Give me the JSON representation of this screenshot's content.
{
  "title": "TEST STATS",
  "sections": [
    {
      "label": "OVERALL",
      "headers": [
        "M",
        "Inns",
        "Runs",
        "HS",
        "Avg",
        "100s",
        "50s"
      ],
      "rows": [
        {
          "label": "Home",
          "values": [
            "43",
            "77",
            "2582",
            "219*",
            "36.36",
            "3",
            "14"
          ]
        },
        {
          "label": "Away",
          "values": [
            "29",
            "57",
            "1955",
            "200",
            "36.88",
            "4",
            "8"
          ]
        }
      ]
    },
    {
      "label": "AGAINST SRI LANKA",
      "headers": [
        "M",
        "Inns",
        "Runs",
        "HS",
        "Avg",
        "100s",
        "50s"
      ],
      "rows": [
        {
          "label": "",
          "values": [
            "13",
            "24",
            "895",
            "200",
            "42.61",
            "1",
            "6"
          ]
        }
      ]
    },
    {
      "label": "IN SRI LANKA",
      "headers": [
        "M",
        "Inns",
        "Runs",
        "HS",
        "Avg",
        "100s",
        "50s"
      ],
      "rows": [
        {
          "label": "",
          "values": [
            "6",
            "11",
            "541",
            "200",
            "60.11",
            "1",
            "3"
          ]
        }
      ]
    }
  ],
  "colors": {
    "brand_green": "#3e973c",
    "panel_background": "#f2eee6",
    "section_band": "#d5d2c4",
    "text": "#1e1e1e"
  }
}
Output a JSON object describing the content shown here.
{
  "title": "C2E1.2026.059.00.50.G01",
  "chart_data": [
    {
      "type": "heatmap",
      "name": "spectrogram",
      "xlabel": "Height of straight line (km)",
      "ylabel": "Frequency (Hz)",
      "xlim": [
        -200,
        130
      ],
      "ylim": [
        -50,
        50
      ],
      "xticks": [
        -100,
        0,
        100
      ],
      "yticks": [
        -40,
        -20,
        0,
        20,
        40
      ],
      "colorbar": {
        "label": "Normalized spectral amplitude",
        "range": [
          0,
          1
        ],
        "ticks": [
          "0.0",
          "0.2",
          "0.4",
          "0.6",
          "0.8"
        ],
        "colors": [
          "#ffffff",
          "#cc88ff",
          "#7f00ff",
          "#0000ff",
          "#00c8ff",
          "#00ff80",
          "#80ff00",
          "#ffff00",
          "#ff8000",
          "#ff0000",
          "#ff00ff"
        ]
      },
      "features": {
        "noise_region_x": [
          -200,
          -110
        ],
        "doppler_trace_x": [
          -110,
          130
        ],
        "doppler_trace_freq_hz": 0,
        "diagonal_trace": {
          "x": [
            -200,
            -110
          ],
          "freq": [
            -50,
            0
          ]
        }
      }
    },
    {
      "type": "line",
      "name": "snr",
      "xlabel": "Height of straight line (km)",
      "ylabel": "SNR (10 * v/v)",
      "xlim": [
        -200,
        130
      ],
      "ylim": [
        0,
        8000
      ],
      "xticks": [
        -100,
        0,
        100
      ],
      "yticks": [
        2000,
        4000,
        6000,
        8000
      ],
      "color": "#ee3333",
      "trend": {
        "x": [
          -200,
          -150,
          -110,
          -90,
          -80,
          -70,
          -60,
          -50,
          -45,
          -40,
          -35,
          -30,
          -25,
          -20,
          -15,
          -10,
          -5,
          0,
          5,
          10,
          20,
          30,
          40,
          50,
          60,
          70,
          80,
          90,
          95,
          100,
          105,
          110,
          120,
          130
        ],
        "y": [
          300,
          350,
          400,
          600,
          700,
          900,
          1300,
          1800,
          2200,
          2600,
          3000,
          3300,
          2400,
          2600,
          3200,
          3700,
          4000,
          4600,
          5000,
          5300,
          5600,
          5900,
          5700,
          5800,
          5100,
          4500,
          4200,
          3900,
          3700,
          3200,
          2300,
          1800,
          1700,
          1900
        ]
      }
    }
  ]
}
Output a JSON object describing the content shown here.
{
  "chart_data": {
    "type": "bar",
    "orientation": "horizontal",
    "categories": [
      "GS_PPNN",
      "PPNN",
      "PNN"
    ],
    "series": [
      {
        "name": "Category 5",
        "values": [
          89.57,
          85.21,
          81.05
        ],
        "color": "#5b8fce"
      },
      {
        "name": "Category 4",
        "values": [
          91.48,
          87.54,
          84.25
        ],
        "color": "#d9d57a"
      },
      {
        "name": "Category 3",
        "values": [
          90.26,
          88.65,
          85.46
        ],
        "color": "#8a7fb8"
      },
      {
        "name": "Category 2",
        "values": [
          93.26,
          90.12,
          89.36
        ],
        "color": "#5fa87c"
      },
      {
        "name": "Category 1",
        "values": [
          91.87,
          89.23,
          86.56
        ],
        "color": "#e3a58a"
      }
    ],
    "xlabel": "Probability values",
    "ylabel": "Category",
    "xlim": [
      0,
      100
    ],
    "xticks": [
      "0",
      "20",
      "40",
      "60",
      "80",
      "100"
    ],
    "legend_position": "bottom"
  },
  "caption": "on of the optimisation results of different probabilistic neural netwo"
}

§ §

## Goal
Copy all the lines above that hold the string "name".

## Finished answer
      "name": "spectrogram",
      "name": "snr",
        "name": "Category 5",
        "name": "Category 4",
        "name": "Category 3",
        "name": "Category 2",
        "name": "Category 1",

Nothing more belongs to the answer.